Begin
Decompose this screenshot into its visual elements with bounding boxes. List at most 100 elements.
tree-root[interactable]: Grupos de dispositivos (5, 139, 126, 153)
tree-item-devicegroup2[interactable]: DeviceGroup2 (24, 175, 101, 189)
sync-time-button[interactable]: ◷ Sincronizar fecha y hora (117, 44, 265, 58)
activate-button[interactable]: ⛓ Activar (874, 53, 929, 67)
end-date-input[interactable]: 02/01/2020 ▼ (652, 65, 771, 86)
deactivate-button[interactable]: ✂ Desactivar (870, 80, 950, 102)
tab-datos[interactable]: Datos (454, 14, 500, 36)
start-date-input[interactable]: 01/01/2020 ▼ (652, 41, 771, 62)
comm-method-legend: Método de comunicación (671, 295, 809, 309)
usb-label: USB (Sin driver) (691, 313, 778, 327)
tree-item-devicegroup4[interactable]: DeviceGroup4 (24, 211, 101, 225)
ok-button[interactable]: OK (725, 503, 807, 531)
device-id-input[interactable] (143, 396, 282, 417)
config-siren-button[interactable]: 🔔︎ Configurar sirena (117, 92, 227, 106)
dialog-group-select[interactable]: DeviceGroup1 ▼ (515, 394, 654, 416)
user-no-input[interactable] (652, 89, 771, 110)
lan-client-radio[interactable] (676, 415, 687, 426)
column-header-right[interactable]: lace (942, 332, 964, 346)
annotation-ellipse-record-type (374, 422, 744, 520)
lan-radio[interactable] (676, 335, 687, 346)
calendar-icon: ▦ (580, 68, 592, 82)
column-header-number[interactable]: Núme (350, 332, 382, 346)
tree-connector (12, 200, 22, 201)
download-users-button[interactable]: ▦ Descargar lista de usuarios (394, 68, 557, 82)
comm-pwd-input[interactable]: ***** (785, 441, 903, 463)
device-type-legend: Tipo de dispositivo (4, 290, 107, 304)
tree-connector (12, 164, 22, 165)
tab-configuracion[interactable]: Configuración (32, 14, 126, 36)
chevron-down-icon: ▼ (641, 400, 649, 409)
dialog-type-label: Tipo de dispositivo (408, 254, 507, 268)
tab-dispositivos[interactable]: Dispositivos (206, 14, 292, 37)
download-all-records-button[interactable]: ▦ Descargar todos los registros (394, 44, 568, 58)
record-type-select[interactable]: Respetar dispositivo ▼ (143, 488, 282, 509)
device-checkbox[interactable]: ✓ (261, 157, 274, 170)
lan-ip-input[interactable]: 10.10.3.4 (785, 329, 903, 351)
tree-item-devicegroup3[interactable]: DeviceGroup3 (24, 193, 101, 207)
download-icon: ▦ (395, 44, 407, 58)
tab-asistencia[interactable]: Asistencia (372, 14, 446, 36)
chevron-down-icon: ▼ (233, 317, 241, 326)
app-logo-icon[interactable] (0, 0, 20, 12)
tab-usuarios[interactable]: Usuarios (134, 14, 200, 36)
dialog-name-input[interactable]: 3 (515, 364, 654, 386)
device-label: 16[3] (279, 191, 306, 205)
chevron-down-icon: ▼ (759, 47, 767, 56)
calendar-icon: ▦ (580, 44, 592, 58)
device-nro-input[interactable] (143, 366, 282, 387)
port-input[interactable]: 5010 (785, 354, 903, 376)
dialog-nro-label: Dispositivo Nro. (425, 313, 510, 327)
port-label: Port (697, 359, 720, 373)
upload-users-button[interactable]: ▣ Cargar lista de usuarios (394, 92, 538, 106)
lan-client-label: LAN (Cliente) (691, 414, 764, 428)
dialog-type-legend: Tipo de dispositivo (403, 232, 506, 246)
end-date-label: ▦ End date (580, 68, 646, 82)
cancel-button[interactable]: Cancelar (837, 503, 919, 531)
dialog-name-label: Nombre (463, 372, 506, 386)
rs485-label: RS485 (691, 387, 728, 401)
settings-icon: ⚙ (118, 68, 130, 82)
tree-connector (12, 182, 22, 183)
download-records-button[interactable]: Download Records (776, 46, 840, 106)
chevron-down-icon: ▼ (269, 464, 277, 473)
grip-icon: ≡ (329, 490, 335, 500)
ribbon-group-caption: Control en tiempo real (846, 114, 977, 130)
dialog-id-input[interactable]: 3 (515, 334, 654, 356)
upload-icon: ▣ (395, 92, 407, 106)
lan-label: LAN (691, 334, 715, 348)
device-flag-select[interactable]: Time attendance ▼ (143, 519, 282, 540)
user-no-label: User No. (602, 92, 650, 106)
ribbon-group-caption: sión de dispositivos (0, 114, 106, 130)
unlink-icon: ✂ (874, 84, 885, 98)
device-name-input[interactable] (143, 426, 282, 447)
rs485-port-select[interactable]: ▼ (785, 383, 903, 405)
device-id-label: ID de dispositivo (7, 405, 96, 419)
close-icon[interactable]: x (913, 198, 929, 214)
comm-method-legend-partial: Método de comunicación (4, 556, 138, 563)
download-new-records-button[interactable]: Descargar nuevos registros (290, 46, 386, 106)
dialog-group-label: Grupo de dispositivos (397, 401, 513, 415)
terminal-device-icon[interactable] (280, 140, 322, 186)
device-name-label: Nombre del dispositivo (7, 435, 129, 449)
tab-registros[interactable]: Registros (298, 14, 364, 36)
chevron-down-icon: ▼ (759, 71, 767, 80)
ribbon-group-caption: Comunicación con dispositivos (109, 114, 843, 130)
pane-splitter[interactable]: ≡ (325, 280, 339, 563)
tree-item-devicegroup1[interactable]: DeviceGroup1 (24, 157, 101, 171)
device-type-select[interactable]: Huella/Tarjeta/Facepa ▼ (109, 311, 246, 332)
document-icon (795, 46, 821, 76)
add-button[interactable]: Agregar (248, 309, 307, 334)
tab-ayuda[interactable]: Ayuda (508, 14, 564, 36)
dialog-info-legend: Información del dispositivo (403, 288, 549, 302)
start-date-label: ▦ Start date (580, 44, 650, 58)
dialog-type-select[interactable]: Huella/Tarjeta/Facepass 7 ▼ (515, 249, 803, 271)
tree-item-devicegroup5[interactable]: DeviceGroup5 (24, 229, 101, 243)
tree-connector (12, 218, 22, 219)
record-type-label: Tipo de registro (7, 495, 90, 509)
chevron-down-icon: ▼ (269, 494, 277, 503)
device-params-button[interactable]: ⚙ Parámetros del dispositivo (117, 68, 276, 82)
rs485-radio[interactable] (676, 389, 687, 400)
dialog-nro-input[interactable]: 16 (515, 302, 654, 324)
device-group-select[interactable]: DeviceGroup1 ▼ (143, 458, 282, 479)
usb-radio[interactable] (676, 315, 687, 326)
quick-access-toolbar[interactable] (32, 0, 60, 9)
End
_WHAT YOU ARE ASKED TO DO_
Reproduce the material above line for line, with every character unchanged and the lines in their original order.

_TASK RESULT_
Decompose this screenshot into its visual elements with bounding boxes. List at most 100 elements.
tree-root[interactable]: Grupos de dispositivos (5, 139, 126, 153)
tree-item-devicegroup2[interactable]: DeviceGroup2 (24, 175, 101, 189)
sync-time-button[interactable]: ◷ Sincronizar fecha y hora (117, 44, 265, 58)
activate-button[interactable]: ⛓ Activar (874, 53, 929, 67)
end-date-input[interactable]: 02/01/2020 ▼ (652, 65, 771, 86)
deactivate-button[interactable]: ✂ Desactivar (870, 80, 950, 102)
tab-datos[interactable]: Datos (454, 14, 500, 36)
start-date-input[interactable]: 01/01/2020 ▼ (652, 41, 771, 62)
comm-method-legend: Método de comunicación (671, 295, 809, 309)
usb-label: USB (Sin driver) (691, 313, 778, 327)
tree-item-devicegroup4[interactable]: DeviceGroup4 (24, 211, 101, 225)
ok-button[interactable]: OK (725, 503, 807, 531)
device-id-input[interactable] (143, 396, 282, 417)
config-siren-button[interactable]: 🔔︎ Configurar sirena (117, 92, 227, 106)
dialog-group-select[interactable]: DeviceGroup1 ▼ (515, 394, 654, 416)
user-no-input[interactable] (652, 89, 771, 110)
lan-client-radio[interactable] (676, 415, 687, 426)
column-header-right[interactable]: lace (942, 332, 964, 346)
annotation-ellipse-record-type (374, 422, 744, 520)
lan-radio[interactable] (676, 335, 687, 346)
calendar-icon: ▦ (580, 68, 592, 82)
column-header-number[interactable]: Núme (350, 332, 382, 346)
tree-connector (12, 200, 22, 201)
download-users-button[interactable]: ▦ Descargar lista de usuarios (394, 68, 557, 82)
comm-pwd-input[interactable]: ***** (785, 441, 903, 463)
device-type-legend: Tipo de dispositivo (4, 290, 107, 304)
tree-connector (12, 164, 22, 165)
tab-configuracion[interactable]: Configuración (32, 14, 126, 36)
chevron-down-icon: ▼ (641, 400, 649, 409)
dialog-type-label: Tipo de dispositivo (408, 254, 507, 268)
tab-dispositivos[interactable]: Dispositivos (206, 14, 292, 37)
download-all-records-button[interactable]: ▦ Descargar todos los registros (394, 44, 568, 58)
record-type-select[interactable]: Respetar dispositivo ▼ (143, 488, 282, 509)
device-checkbox[interactable]: ✓ (261, 157, 274, 170)
lan-ip-input[interactable]: 10.10.3.4 (785, 329, 903, 351)
tree-item-devicegroup3[interactable]: DeviceGroup3 (24, 193, 101, 207)
download-icon: ▦ (395, 44, 407, 58)
tab-asistencia[interactable]: Asistencia (372, 14, 446, 36)
chevron-down-icon: ▼ (233, 317, 241, 326)
app-logo-icon[interactable] (0, 0, 20, 12)
tab-usuarios[interactable]: Usuarios (134, 14, 200, 36)
dialog-name-input[interactable]: 3 (515, 364, 654, 386)
device-label: 16[3] (279, 191, 306, 205)
chevron-down-icon: ▼ (759, 47, 767, 56)
calendar-icon: ▦ (580, 44, 592, 58)
device-nro-input[interactable] (143, 366, 282, 387)
port-input[interactable]: 5010 (785, 354, 903, 376)
dialog-nro-label: Dispositivo Nro. (425, 313, 510, 327)
port-label: Port (697, 359, 720, 373)
upload-users-button[interactable]: ▣ Cargar lista de usuarios (394, 92, 538, 106)
lan-client-label: LAN (Cliente) (691, 414, 764, 428)
dialog-type-legend: Tipo de dispositivo (403, 232, 506, 246)
end-date-label: ▦ End date (580, 68, 646, 82)
cancel-button[interactable]: Cancelar (837, 503, 919, 531)
dialog-name-label: Nombre (463, 372, 506, 386)
rs485-label: RS485 (691, 387, 728, 401)
settings-icon: ⚙ (118, 68, 130, 82)
tree-connector (12, 182, 22, 183)
download-records-button[interactable]: Download Records (776, 46, 840, 106)
chevron-down-icon: ▼ (269, 464, 277, 473)
grip-icon: ≡ (329, 490, 335, 500)
ribbon-group-caption: Control en tiempo real (846, 114, 977, 130)
dialog-id-input[interactable]: 3 (515, 334, 654, 356)
upload-icon: ▣ (395, 92, 407, 106)
lan-label: LAN (691, 334, 715, 348)
device-flag-select[interactable]: Time attendance ▼ (143, 519, 282, 540)
user-no-label: User No. (602, 92, 650, 106)
ribbon-group-caption: sión de dispositivos (0, 114, 106, 130)
unlink-icon: ✂ (874, 84, 885, 98)
device-name-input[interactable] (143, 426, 282, 447)
rs485-port-select[interactable]: ▼ (785, 383, 903, 405)
device-id-label: ID de dispositivo (7, 405, 96, 419)
close-icon[interactable]: x (913, 198, 929, 214)
comm-method-legend-partial: Método de comunicación (4, 556, 138, 563)
download-new-records-button[interactable]: Descargar nuevos registros (290, 46, 386, 106)
dialog-group-label: Grupo de dispositivos (397, 401, 513, 415)
terminal-device-icon[interactable] (280, 140, 322, 186)
device-name-label: Nombre del dispositivo (7, 435, 129, 449)
tab-registros[interactable]: Registros (298, 14, 364, 36)
chevron-down-icon: ▼ (759, 71, 767, 80)
ribbon-group-caption: Comunicación con dispositivos (109, 114, 843, 130)
pane-splitter[interactable]: ≡ (325, 280, 339, 563)
tree-item-devicegroup1[interactable]: DeviceGroup1 (24, 157, 101, 171)
device-type-select[interactable]: Huella/Tarjeta/Facepa ▼ (109, 311, 246, 332)
document-icon (795, 46, 821, 76)
add-button[interactable]: Agregar (248, 309, 307, 334)
tab-ayuda[interactable]: Ayuda (508, 14, 564, 36)
dialog-info-legend: Información del dispositivo (403, 288, 549, 302)
start-date-label: ▦ Start date (580, 44, 650, 58)
dialog-type-select[interactable]: Huella/Tarjeta/Facepass 7 ▼ (515, 249, 803, 271)
tree-item-devicegroup5[interactable]: DeviceGroup5 (24, 229, 101, 243)
tree-connector (12, 218, 22, 219)
record-type-label: Tipo de registro (7, 495, 90, 509)
chevron-down-icon: ▼ (269, 494, 277, 503)
device-params-button[interactable]: ⚙ Parámetros del dispositivo (117, 68, 276, 82)
rs485-radio[interactable] (676, 389, 687, 400)
dialog-nro-input[interactable]: 16 (515, 302, 654, 324)
device-group-select[interactable]: DeviceGroup1 ▼ (143, 458, 282, 479)
usb-radio[interactable] (676, 315, 687, 326)
quick-access-toolbar[interactable] (32, 0, 60, 9)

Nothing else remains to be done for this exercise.